◆ **WHAT IS EXPECTED**: State how many lines hold the word "owner", with no other words.
# START OF INFORMATION PROVIDED
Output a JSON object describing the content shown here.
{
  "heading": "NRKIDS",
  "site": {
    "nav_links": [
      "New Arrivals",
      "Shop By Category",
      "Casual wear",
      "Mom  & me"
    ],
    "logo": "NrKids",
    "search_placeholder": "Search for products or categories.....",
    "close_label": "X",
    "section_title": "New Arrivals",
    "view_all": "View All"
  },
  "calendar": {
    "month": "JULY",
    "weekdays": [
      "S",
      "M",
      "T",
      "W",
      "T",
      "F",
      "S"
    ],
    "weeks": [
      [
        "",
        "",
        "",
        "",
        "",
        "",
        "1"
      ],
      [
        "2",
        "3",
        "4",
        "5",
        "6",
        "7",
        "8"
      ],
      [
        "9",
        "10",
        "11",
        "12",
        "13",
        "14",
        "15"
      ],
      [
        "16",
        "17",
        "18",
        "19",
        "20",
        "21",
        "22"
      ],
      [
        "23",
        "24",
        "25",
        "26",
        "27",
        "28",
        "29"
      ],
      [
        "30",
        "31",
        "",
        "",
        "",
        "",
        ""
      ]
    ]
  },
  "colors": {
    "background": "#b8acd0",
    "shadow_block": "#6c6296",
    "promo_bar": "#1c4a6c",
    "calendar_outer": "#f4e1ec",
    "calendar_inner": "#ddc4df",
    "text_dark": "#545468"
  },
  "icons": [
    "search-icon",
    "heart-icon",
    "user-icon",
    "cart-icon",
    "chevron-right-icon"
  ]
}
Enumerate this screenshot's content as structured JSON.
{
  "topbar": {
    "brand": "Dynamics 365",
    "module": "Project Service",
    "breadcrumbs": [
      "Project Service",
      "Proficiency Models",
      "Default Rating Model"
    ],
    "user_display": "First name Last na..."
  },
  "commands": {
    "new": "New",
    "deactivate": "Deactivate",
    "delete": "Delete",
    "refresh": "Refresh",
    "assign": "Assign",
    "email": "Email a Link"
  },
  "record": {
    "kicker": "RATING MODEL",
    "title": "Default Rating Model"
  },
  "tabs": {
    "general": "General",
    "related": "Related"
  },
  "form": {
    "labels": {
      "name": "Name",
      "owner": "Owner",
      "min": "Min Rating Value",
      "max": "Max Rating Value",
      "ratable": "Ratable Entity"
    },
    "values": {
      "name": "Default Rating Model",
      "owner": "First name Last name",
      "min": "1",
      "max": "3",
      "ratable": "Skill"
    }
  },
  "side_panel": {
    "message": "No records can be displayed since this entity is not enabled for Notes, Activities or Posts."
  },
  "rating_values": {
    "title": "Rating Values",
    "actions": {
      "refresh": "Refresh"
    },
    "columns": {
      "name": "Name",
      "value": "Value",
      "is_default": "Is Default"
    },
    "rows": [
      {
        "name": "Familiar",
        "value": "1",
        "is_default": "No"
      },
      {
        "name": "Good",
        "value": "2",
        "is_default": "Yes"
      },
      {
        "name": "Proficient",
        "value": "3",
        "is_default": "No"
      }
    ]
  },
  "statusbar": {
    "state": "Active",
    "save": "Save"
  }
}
# END OF INFORMATION PROVIDED
◆ **RESULT BELOW**: 2